Short exercise:
Only the number is wanted: tally the lines below that contain the word "Availability".

Data:
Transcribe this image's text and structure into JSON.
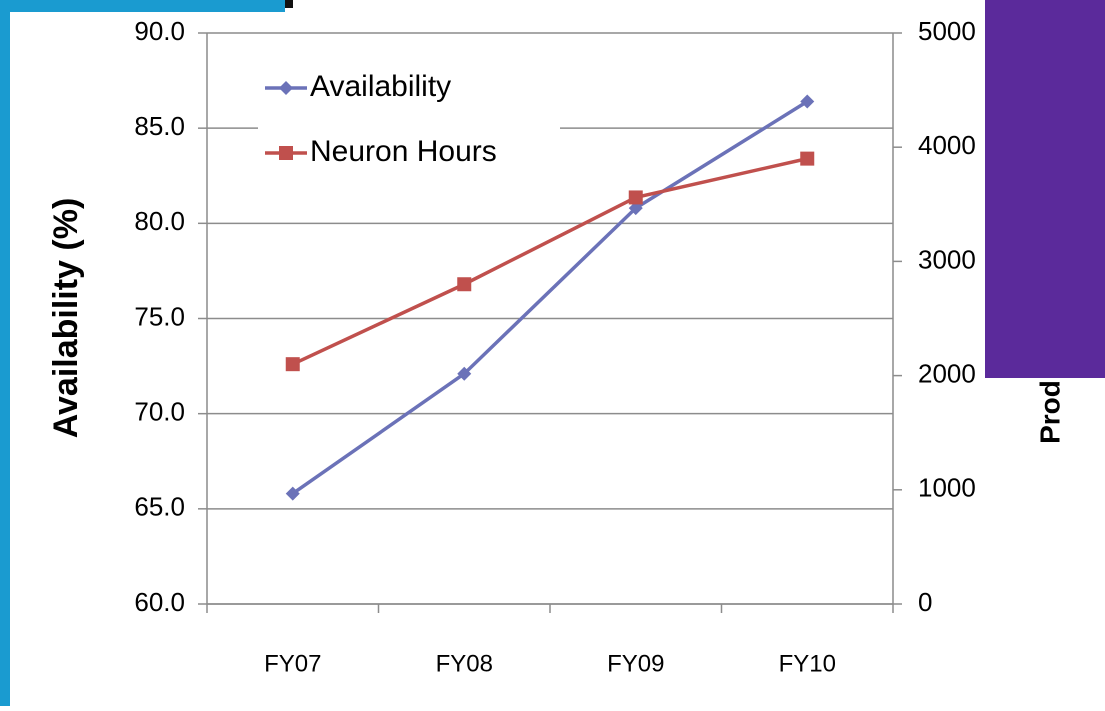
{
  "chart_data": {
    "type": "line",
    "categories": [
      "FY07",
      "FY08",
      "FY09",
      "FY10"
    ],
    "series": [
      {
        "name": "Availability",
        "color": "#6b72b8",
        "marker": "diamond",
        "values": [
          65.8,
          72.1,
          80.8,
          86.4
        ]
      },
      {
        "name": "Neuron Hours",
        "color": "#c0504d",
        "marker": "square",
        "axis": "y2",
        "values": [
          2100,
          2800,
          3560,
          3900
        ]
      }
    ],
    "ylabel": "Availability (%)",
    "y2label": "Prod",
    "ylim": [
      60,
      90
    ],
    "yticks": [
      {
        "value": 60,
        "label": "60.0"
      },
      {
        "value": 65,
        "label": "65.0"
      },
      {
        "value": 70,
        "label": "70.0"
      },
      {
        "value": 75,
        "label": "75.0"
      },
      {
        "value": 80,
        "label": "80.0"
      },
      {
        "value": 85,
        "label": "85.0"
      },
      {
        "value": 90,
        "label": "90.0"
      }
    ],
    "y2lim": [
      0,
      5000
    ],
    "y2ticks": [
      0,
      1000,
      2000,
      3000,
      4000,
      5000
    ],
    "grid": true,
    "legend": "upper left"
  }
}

Output below:
2